Raw records
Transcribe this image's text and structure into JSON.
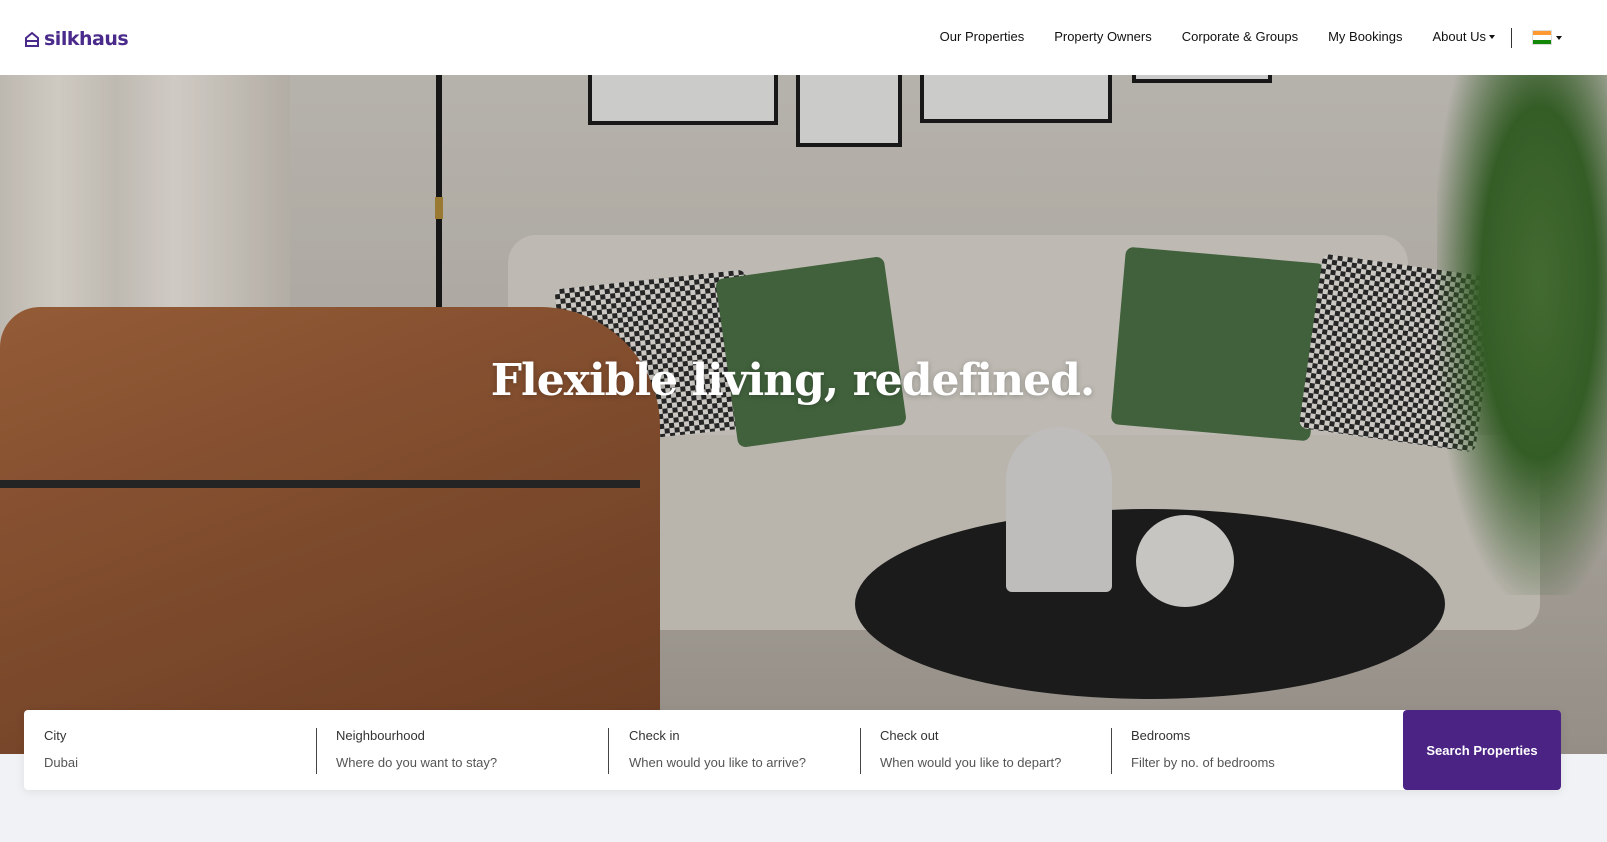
{
  "brand": {
    "name": "silkhaus",
    "color": "#4a2a8a"
  },
  "nav": {
    "items": [
      {
        "label": "Our Properties"
      },
      {
        "label": "Property Owners"
      },
      {
        "label": "Corporate & Groups"
      },
      {
        "label": "My Bookings"
      },
      {
        "label": "About Us"
      }
    ],
    "language_flag": "india-flag-icon"
  },
  "hero": {
    "title": "Flexible living, redefined."
  },
  "search": {
    "fields": [
      {
        "label": "City",
        "value": "Dubai"
      },
      {
        "label": "Neighbourhood",
        "value": "Where do you want to stay?"
      },
      {
        "label": "Check in",
        "value": "When would you like to arrive?"
      },
      {
        "label": "Check out",
        "value": "When would you like to depart?"
      },
      {
        "label": "Bedrooms",
        "value": "Filter by no. of bedrooms"
      }
    ],
    "button_label": "Search Properties",
    "button_color": "#4b2385"
  }
}
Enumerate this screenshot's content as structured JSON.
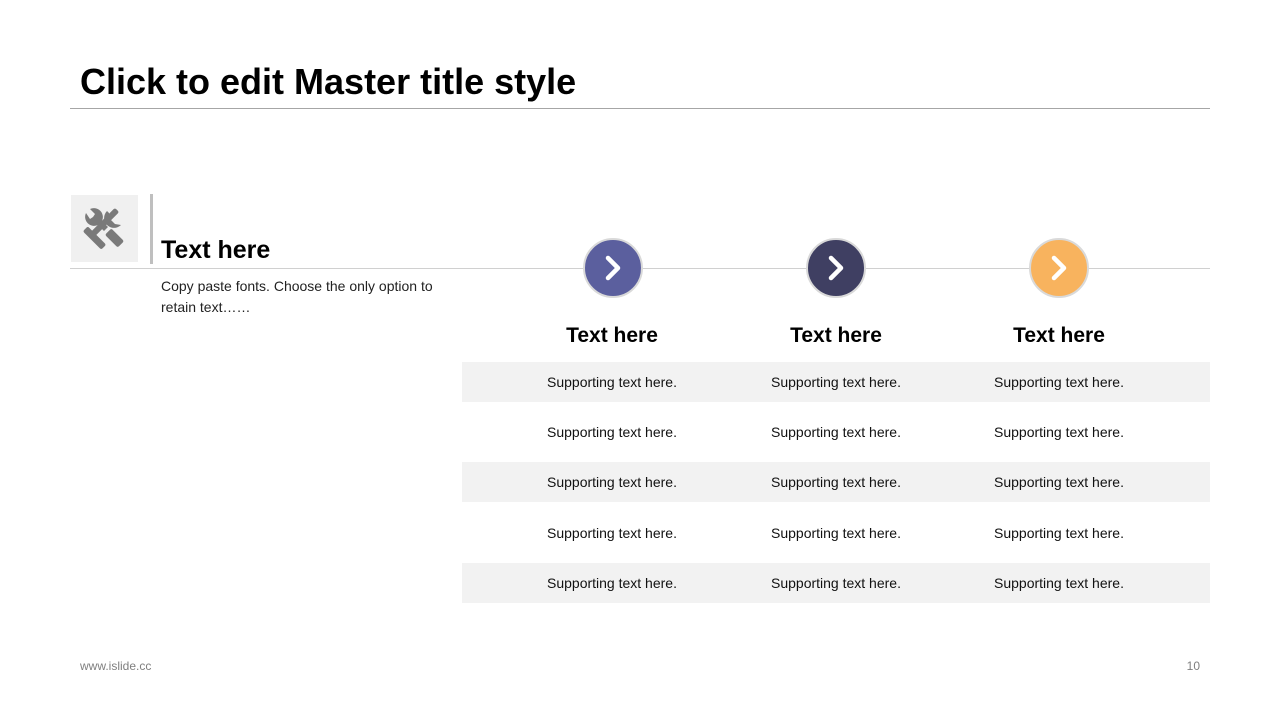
{
  "slide": {
    "title": "Click to edit Master title style"
  },
  "feature": {
    "icon": "tools-icon",
    "heading": "Text here",
    "body": "Copy paste fonts. Choose the only option to retain text……"
  },
  "columns": [
    {
      "icon": "chevron-right-icon",
      "color": "#5b5f9e",
      "heading": "Text here"
    },
    {
      "icon": "chevron-right-icon",
      "color": "#3f3f62",
      "heading": "Text here"
    },
    {
      "icon": "chevron-right-icon",
      "color": "#f8b35e",
      "heading": "Text here"
    }
  ],
  "table": {
    "rows": [
      [
        "Supporting text here.",
        "Supporting text here.",
        "Supporting text here."
      ],
      [
        "Supporting text here.",
        "Supporting text here.",
        "Supporting text here."
      ],
      [
        "Supporting text here.",
        "Supporting text here.",
        "Supporting text here."
      ],
      [
        "Supporting text here.",
        "Supporting text here.",
        "Supporting text here."
      ],
      [
        "Supporting text here.",
        "Supporting text here.",
        "Supporting text here."
      ]
    ]
  },
  "footer": {
    "url": "www.islide.cc",
    "page_number": "10"
  }
}
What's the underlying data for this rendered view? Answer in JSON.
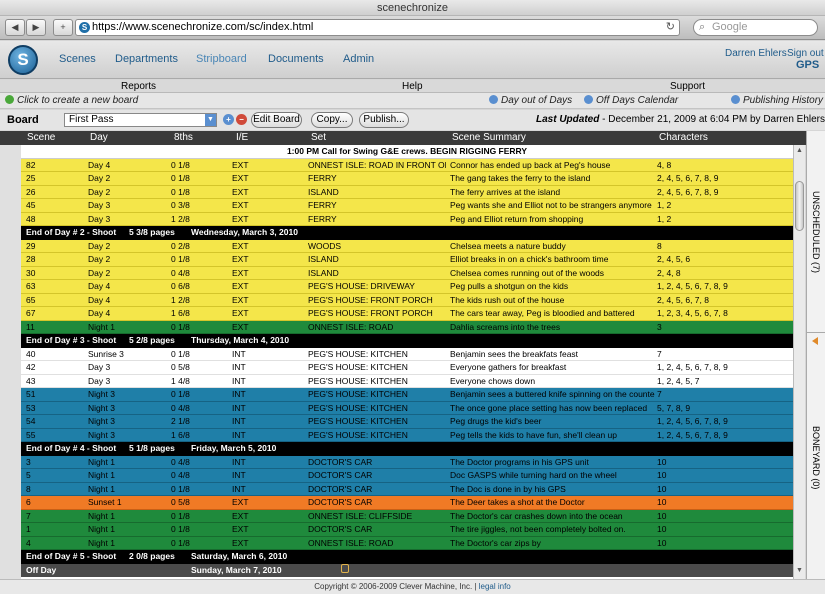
{
  "window": {
    "title": "scenechronize"
  },
  "browser": {
    "url": "https://www.scenechronize.com/sc/index.html",
    "search_placeholder": "Google",
    "back_icon": "back-arrow-icon",
    "forward_icon": "forward-arrow-icon",
    "add_icon": "plus-icon"
  },
  "app": {
    "logo_letter": "S",
    "nav": [
      "Scenes",
      "Departments",
      "Stripboard",
      "Documents",
      "Admin"
    ],
    "active_nav": "Stripboard",
    "user": "Darren Ehlers",
    "signout": "Sign out",
    "project": "GPS"
  },
  "menus": [
    "Reports",
    "Help",
    "Support"
  ],
  "actions": {
    "create": "Click to create a new board",
    "day_out": "Day out of Days",
    "off_days": "Off Days Calendar",
    "history": "Publishing History"
  },
  "board": {
    "label": "Board",
    "selected": "First Pass",
    "edit": "Edit Board",
    "copy": "Copy...",
    "publish": "Publish...",
    "updated_label": "Last Updated",
    "updated_value": " - December 21, 2009 at 6:04 PM by Darren Ehlers"
  },
  "columns": [
    "Scene",
    "Day",
    "8ths",
    "I/E",
    "Set",
    "Scene Summary",
    "Characters"
  ],
  "rows": [
    {
      "kind": "note",
      "text": "1:00 PM Call for Swing G&E crews. BEGIN RIGGING FERRY"
    },
    {
      "kind": "yellow",
      "cells": [
        "82",
        "Day 4",
        "0 1/8",
        "EXT",
        "ONNEST ISLE: ROAD IN FRONT OF HO...",
        "Connor has ended up back at Peg's house",
        "4, 8"
      ]
    },
    {
      "kind": "yellow",
      "cells": [
        "25",
        "Day 2",
        "0 1/8",
        "EXT",
        "FERRY",
        "The gang takes the ferry to the island",
        "2, 4, 5, 6, 7, 8, 9"
      ]
    },
    {
      "kind": "yellow",
      "cells": [
        "26",
        "Day 2",
        "0 1/8",
        "EXT",
        "ISLAND",
        "The ferry arrives at the island",
        "2, 4, 5, 6, 7, 8, 9"
      ]
    },
    {
      "kind": "yellow",
      "cells": [
        "45",
        "Day 3",
        "0 3/8",
        "EXT",
        "FERRY",
        "Peg wants she and Elliot not to be strangers anymore",
        "1, 2"
      ]
    },
    {
      "kind": "yellow",
      "cells": [
        "48",
        "Day 3",
        "1 2/8",
        "EXT",
        "FERRY",
        "Peg and Elliot return from shopping",
        "1, 2"
      ]
    },
    {
      "kind": "black",
      "label": "End of Day # 2 - Shoot",
      "pages": "5 3/8 pages",
      "date": "Wednesday, March 3, 2010"
    },
    {
      "kind": "yellow",
      "cells": [
        "29",
        "Day 2",
        "0 2/8",
        "EXT",
        "WOODS",
        "Chelsea meets a nature buddy",
        "8"
      ]
    },
    {
      "kind": "yellow",
      "cells": [
        "28",
        "Day 2",
        "0 1/8",
        "EXT",
        "ISLAND",
        "Elliot breaks in on a chick's bathroom time",
        "2, 4, 5, 6"
      ]
    },
    {
      "kind": "yellow",
      "cells": [
        "30",
        "Day 2",
        "0 4/8",
        "EXT",
        "ISLAND",
        "Chelsea comes running out of the woods",
        "2, 4, 8"
      ]
    },
    {
      "kind": "yellow",
      "cells": [
        "63",
        "Day 4",
        "0 6/8",
        "EXT",
        "PEG'S HOUSE: DRIVEWAY",
        "Peg pulls a shotgun on the kids",
        "1, 2, 4, 5, 6, 7, 8, 9"
      ]
    },
    {
      "kind": "yellow",
      "cells": [
        "65",
        "Day 4",
        "1 2/8",
        "EXT",
        "PEG'S HOUSE: FRONT PORCH",
        "The kids rush out of the house",
        "2, 4, 5, 6, 7, 8"
      ]
    },
    {
      "kind": "yellow",
      "cells": [
        "67",
        "Day 4",
        "1 6/8",
        "EXT",
        "PEG'S HOUSE: FRONT PORCH",
        "The cars tear away, Peg is bloodied and battered",
        "1, 2, 3, 4, 5, 6, 7, 8"
      ]
    },
    {
      "kind": "green",
      "cells": [
        "11",
        "Night 1",
        "0 1/8",
        "EXT",
        "ONNEST ISLE: ROAD",
        "Dahlia screams into the trees",
        "3"
      ]
    },
    {
      "kind": "black",
      "label": "End of Day # 3 - Shoot",
      "pages": "5 2/8 pages",
      "date": "Thursday, March 4, 2010"
    },
    {
      "kind": "white",
      "cells": [
        "40",
        "Sunrise 3",
        "0 1/8",
        "INT",
        "PEG'S HOUSE: KITCHEN",
        "Benjamin sees the breakfats feast",
        "7"
      ]
    },
    {
      "kind": "white",
      "cells": [
        "42",
        "Day 3",
        "0 5/8",
        "INT",
        "PEG'S HOUSE: KITCHEN",
        "Everyone gathers for breakfast",
        "1, 2, 4, 5, 6, 7, 8, 9"
      ]
    },
    {
      "kind": "white",
      "cells": [
        "43",
        "Day 3",
        "1 4/8",
        "INT",
        "PEG'S HOUSE: KITCHEN",
        "Everyone chows down",
        "1, 2, 4, 5, 7"
      ]
    },
    {
      "kind": "blue",
      "cells": [
        "51",
        "Night 3",
        "0 1/8",
        "INT",
        "PEG'S HOUSE: KITCHEN",
        "Benjamin sees a buttered knife spinning on the counter...",
        "7"
      ]
    },
    {
      "kind": "blue",
      "cells": [
        "53",
        "Night 3",
        "0 4/8",
        "INT",
        "PEG'S HOUSE: KITCHEN",
        "The once gone place setting has now been replaced",
        "5, 7, 8, 9"
      ]
    },
    {
      "kind": "blue",
      "cells": [
        "54",
        "Night 3",
        "2 1/8",
        "INT",
        "PEG'S HOUSE: KITCHEN",
        "Peg drugs the kid's beer",
        "1, 2, 4, 5, 6, 7, 8, 9"
      ]
    },
    {
      "kind": "blue",
      "cells": [
        "55",
        "Night 3",
        "1 6/8",
        "INT",
        "PEG'S HOUSE: KITCHEN",
        "Peg tells the kids to have fun, she'll clean up",
        "1, 2, 4, 5, 6, 7, 8, 9"
      ]
    },
    {
      "kind": "black",
      "label": "End of Day # 4 - Shoot",
      "pages": "5 1/8 pages",
      "date": "Friday, March 5, 2010"
    },
    {
      "kind": "blue",
      "cells": [
        "3",
        "Night 1",
        "0 4/8",
        "INT",
        "DOCTOR'S CAR",
        "The Doctor programs in his GPS unit",
        "10"
      ]
    },
    {
      "kind": "blue",
      "cells": [
        "5",
        "Night 1",
        "0 4/8",
        "INT",
        "DOCTOR'S CAR",
        "Doc GASPS while turning hard on the wheel",
        "10"
      ]
    },
    {
      "kind": "blue",
      "cells": [
        "8",
        "Night 1",
        "0 1/8",
        "INT",
        "DOCTOR'S CAR",
        "The Doc is done in by his GPS",
        "10"
      ]
    },
    {
      "kind": "orange",
      "cells": [
        "6",
        "Sunset 1",
        "0 5/8",
        "EXT",
        "DOCTOR'S CAR",
        "The Deer takes a shot at the Doctor",
        "10"
      ]
    },
    {
      "kind": "green",
      "cells": [
        "7",
        "Night 1",
        "0 1/8",
        "EXT",
        "ONNEST ISLE: CLIFFSIDE",
        "The Doctor's car crashes down into the ocean",
        "10"
      ]
    },
    {
      "kind": "green",
      "cells": [
        "1",
        "Night 1",
        "0 1/8",
        "EXT",
        "DOCTOR'S CAR",
        "The tire jiggles, not been completely bolted on.",
        "10"
      ]
    },
    {
      "kind": "green",
      "cells": [
        "4",
        "Night 1",
        "0 1/8",
        "EXT",
        "ONNEST ISLE: ROAD",
        "The Doctor's car zips by",
        "10"
      ]
    },
    {
      "kind": "black",
      "label": "End of Day # 5 - Shoot",
      "pages": "2 0/8 pages",
      "date": "Saturday, March 6, 2010"
    },
    {
      "kind": "off",
      "label": "Off Day",
      "pages": "",
      "date": "Sunday, March 7, 2010"
    }
  ],
  "side": {
    "unscheduled": "UNSCHEDULED (7)",
    "boneyard": "BONEYARD (0)"
  },
  "footer": {
    "copyright": "Copyright © 2006-2009 Clever Machine, Inc. | ",
    "legal": "legal info"
  },
  "colors": {
    "yellow": "#f4e64a",
    "green": "#1f8a3c",
    "blue": "#1f7fa8",
    "orange": "#f07a25",
    "black": "#000000"
  }
}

* [DIRECTIONS] Using the entries above, return each line in which the word "ISLE" occurs.

* [RESPONSE TO THE EXERCISE]
        "ONNEST ISLE: ROAD IN FRONT OF HO...",
        "ONNEST ISLE: ROAD",
        "ONNEST ISLE: CLIFFSIDE",
        "ONNEST ISLE: ROAD",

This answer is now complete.